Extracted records
....

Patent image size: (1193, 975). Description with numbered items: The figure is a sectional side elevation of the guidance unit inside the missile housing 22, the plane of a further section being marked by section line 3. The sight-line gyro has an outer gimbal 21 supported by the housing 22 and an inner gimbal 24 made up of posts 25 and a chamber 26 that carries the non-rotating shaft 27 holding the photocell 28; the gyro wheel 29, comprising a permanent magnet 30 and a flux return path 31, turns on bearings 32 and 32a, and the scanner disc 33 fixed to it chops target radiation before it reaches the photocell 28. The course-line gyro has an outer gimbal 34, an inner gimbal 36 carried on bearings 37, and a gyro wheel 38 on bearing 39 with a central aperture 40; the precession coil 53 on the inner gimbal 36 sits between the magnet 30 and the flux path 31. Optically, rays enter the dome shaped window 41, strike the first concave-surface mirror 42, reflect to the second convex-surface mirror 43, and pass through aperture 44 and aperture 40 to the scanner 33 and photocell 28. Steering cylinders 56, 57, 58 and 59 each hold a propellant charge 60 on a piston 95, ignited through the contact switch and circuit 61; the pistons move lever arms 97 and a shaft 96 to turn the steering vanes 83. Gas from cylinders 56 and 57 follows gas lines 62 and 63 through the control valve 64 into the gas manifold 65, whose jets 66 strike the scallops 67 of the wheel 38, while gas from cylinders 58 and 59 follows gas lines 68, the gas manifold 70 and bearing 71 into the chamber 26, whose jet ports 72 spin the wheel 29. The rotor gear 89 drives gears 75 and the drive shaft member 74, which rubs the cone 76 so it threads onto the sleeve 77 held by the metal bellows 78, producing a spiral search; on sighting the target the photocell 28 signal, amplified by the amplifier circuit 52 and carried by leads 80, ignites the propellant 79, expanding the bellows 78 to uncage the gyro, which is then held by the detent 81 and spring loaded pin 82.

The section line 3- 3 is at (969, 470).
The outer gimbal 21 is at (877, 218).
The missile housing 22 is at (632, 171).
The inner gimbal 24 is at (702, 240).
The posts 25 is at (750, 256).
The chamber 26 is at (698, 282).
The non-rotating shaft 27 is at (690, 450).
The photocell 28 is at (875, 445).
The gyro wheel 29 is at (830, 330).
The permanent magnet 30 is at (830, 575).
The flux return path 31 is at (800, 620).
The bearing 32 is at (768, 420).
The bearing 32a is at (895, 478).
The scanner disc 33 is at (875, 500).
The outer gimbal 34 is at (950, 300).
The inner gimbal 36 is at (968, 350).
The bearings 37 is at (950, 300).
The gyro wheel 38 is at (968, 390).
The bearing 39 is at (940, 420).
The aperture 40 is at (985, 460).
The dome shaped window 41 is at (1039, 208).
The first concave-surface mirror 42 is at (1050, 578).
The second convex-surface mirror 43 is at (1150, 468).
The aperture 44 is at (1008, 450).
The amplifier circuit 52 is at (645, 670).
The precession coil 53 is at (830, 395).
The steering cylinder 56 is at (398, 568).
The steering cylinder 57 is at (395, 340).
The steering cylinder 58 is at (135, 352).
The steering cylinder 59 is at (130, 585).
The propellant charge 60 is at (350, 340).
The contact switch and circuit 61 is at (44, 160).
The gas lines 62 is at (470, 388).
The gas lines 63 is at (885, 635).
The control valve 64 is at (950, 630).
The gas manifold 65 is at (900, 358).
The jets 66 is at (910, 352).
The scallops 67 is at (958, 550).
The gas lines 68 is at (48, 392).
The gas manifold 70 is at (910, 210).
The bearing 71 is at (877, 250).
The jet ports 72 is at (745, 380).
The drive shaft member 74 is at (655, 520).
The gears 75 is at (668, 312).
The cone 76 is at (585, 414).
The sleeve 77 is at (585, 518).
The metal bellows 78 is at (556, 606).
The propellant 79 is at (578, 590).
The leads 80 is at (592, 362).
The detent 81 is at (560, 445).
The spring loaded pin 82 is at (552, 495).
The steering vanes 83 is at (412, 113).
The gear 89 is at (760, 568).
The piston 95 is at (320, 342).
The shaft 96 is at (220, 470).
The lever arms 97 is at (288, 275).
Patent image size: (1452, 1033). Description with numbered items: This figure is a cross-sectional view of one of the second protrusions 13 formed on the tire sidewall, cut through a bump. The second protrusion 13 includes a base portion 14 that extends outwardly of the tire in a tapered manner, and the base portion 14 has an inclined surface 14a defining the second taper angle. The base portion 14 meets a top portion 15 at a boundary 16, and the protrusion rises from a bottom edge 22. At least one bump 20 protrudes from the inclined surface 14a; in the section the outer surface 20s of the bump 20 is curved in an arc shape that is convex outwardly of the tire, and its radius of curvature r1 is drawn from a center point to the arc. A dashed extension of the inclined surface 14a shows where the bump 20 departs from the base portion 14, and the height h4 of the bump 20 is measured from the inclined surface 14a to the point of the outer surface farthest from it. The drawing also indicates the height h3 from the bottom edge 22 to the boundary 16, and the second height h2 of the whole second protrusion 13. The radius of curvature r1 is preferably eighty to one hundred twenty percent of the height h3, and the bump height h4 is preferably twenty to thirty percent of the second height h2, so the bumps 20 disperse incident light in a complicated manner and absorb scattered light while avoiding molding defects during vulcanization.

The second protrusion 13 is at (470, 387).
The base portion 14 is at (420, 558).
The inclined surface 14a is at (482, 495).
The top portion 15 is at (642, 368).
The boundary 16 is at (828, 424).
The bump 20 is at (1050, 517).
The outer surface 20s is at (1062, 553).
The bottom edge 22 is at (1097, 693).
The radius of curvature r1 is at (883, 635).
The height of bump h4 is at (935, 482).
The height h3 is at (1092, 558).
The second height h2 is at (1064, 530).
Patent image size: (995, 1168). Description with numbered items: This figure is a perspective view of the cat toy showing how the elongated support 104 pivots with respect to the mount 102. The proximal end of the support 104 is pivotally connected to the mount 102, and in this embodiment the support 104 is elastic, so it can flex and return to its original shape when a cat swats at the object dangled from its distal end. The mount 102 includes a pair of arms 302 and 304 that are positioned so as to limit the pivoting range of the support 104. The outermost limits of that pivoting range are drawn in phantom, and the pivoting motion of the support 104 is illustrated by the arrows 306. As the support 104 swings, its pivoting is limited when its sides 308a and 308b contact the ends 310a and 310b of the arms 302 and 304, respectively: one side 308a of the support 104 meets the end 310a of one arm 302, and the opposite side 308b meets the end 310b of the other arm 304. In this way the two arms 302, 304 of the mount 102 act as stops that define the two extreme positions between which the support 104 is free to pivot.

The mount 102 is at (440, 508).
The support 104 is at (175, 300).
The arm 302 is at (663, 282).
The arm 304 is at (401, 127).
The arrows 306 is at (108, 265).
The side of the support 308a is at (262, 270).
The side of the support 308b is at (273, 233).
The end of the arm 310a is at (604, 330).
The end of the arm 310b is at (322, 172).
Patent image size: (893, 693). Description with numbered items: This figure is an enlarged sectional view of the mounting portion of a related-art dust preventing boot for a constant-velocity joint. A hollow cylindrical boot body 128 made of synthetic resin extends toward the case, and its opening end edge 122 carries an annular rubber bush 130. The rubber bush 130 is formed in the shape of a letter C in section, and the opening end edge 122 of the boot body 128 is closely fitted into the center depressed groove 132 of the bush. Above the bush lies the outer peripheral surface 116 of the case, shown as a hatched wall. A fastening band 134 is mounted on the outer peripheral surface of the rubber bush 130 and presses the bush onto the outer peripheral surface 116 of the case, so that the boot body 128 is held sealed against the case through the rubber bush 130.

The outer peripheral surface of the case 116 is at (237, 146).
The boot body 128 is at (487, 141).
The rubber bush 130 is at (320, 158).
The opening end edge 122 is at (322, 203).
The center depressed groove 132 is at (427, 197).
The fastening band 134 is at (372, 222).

....

WHAT IS ASKED – Reproduce the items starting at the line containing "Patent image size: (1452, 1033)." and ending at the line containing "The top portion 15 is at (642, 368).", swapping "sidewall" for "side wall". Leave everything else unchanged.

RESULT OF THIS TASK –
Patent image size: (1452, 1033). Description with numbered items: This figure is a cross-sectional view of one of the second protrusions 13 formed on the tire side wall, cut through a bump. The second protrusion 13 includes a base portion 14 that extends outwardly of the tire in a tapered manner, and the base portion 14 has an inclined surface 14a defining the second taper angle. The base portion 14 meets a top portion 15 at a boundary 16, and the protrusion rises from a bottom edge 22. At least one bump 20 protrudes from the inclined surface 14a; in the section the outer surface 20s of the bump 20 is curved in an arc shape that is convex outwardly of the tire, and its radius of curvature r1 is drawn from a center point to the arc. A dashed extension of the inclined surface 14a shows where the bump 20 departs from the base portion 14, and the height h4 of the bump 20 is measured from the inclined surface 14a to the point of the outer surface farthest from it. The drawing also indicates the height h3 from the bottom edge 22 to the boundary 16, and the second height h2 of the whole second protrusion 13. The radius of curvature r1 is preferably eighty to one hundred twenty percent of the height h3, and the bump height h4 is preferably twenty to thirty percent of the second height h2, so the bumps 20 disperse incident light in a complicated manner and absorb scattered light while avoiding molding defects during vulcanization.

The second protrusion 13 is at (470, 387).
The base portion 14 is at (420, 558).
The inclined surface 14a is at (482, 495).
The top portion 15 is at (642, 368).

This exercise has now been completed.